◆ **Dataset content**

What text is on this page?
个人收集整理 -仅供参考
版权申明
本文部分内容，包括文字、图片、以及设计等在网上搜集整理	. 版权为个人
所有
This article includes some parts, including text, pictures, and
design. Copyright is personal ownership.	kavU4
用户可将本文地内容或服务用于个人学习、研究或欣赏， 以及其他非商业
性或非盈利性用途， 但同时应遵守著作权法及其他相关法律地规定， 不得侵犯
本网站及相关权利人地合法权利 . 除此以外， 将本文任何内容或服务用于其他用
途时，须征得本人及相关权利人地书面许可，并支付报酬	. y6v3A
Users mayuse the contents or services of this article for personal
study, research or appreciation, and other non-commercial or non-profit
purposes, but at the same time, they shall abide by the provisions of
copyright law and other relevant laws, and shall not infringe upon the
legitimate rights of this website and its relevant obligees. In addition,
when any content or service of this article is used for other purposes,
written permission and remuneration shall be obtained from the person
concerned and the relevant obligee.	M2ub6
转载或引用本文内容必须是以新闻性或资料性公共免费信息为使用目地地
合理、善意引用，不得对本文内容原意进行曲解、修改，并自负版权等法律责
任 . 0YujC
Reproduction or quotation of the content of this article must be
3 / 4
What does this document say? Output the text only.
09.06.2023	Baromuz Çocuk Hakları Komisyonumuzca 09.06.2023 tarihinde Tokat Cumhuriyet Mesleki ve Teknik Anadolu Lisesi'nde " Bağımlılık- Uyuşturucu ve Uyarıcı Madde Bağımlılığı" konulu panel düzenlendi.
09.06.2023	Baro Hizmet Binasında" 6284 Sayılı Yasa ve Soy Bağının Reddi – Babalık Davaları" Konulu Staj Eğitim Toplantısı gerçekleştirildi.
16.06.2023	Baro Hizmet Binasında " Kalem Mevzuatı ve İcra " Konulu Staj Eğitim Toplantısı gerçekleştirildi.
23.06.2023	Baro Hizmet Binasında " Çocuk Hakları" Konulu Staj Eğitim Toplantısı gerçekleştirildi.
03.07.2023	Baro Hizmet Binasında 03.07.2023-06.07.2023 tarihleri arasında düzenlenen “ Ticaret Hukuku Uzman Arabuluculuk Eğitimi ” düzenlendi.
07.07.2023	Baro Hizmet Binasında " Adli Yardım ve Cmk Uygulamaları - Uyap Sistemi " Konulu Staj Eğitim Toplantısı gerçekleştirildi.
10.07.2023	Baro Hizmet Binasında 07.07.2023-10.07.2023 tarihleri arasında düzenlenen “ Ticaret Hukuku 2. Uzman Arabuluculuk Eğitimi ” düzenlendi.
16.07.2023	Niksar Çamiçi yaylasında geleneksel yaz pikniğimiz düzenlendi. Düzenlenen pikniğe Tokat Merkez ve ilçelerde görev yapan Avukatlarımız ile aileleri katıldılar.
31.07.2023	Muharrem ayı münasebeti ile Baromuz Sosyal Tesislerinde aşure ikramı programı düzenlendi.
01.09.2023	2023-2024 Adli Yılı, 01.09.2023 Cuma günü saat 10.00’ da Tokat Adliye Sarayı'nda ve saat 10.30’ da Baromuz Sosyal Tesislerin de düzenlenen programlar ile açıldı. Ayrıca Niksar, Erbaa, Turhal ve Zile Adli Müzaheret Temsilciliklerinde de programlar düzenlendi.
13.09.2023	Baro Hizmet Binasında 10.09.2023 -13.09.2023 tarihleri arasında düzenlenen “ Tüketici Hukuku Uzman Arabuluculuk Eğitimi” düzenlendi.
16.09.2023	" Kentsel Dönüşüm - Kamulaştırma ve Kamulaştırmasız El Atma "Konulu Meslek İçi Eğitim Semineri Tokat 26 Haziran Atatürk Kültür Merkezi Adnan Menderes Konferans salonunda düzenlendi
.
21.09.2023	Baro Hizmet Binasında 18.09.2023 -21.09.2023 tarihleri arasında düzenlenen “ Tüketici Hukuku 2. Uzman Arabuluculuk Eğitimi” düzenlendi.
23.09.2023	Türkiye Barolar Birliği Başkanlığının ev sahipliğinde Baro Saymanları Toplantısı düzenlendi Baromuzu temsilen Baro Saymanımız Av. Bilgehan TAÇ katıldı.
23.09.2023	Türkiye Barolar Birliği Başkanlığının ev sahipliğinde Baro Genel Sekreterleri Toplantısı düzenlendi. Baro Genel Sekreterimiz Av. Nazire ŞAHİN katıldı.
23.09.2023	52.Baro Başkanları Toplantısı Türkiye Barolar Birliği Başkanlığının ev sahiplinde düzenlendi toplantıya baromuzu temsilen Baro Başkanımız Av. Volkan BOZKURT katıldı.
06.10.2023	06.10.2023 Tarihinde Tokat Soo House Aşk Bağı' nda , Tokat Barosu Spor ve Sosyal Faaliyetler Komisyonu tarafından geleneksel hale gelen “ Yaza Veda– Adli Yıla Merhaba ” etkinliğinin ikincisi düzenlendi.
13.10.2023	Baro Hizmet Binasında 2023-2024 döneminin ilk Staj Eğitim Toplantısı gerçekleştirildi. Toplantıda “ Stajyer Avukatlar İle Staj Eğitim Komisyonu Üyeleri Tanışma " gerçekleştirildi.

◆ **Work instructions**
In the records, locate each line holding the string "other" and copy it.

◆ **Final result**
study, research or appreciation, and other non-commercial or non-profit
copyright law and other relevant laws, and shall not infringe upon the
when any content or service of this article is used for other purposes,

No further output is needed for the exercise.